RECORDS TO PROCESS =

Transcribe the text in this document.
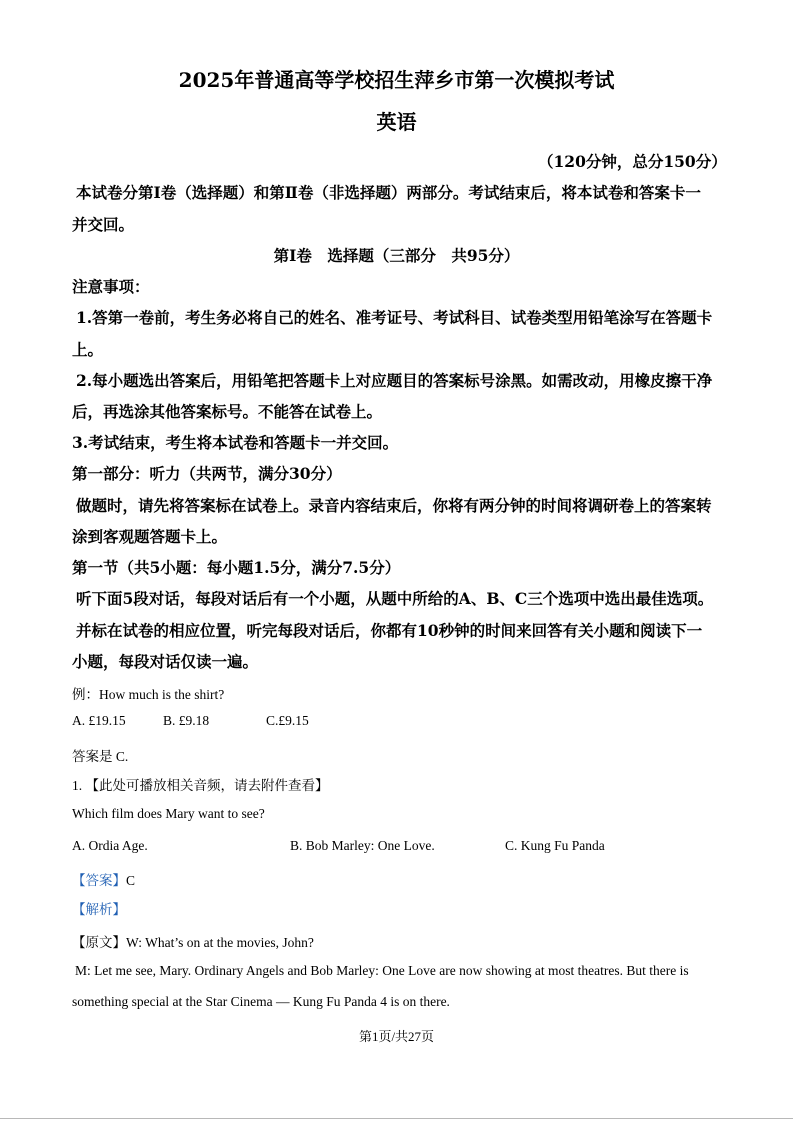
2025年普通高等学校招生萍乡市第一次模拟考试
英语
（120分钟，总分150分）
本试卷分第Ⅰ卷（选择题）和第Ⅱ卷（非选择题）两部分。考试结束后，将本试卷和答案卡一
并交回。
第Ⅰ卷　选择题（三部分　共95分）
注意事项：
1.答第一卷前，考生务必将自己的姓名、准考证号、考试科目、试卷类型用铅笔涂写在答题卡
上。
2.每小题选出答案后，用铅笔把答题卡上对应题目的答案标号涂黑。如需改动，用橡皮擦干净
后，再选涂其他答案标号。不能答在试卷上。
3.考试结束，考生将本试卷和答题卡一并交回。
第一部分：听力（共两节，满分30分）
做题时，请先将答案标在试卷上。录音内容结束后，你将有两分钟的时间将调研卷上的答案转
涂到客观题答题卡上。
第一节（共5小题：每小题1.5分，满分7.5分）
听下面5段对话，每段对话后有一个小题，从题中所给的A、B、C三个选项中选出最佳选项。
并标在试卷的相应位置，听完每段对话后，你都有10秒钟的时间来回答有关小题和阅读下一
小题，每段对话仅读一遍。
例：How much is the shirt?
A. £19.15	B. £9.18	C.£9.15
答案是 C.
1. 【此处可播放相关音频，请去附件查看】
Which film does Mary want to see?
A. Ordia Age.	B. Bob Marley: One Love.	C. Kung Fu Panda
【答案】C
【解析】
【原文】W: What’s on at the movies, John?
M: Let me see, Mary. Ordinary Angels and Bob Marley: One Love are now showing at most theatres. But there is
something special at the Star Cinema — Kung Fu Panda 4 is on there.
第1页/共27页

PROBLEM REQUIREMENTS = Output a faithful copy of the data, with each picture left out.

EXERCISE OUTPUT =
Transcribe the text in this document.
2025年普通高等学校招生萍乡市第一次模拟考试
英语
（120分钟，总分150分）
本试卷分第Ⅰ卷（选择题）和第Ⅱ卷（非选择题）两部分。考试结束后，将本试卷和答案卡一
并交回。
第Ⅰ卷　选择题（三部分　共95分）
注意事项：
1.答第一卷前，考生务必将自己的姓名、准考证号、考试科目、试卷类型用铅笔涂写在答题卡
上。
2.每小题选出答案后，用铅笔把答题卡上对应题目的答案标号涂黑。如需改动，用橡皮擦干净
后，再选涂其他答案标号。不能答在试卷上。
3.考试结束，考生将本试卷和答题卡一并交回。
第一部分：听力（共两节，满分30分）
做题时，请先将答案标在试卷上。录音内容结束后，你将有两分钟的时间将调研卷上的答案转
涂到客观题答题卡上。
第一节（共5小题：每小题1.5分，满分7.5分）
听下面5段对话，每段对话后有一个小题，从题中所给的A、B、C三个选项中选出最佳选项。
并标在试卷的相应位置，听完每段对话后，你都有10秒钟的时间来回答有关小题和阅读下一
小题，每段对话仅读一遍。
例：How much is the shirt?
A. £19.15	B. £9.18	C.£9.15
答案是 C.
1. 【此处可播放相关音频，请去附件查看】
Which film does Mary want to see?
A. Ordia Age.	B. Bob Marley: One Love.	C. Kung Fu Panda
【答案】C
【解析】
【原文】W: What’s on at the movies, John?
M: Let me see, Mary. Ordinary Angels and Bob Marley: One Love are now showing at most theatres. But there is
something special at the Star Cinema — Kung Fu Panda 4 is on there.
第1页/共27页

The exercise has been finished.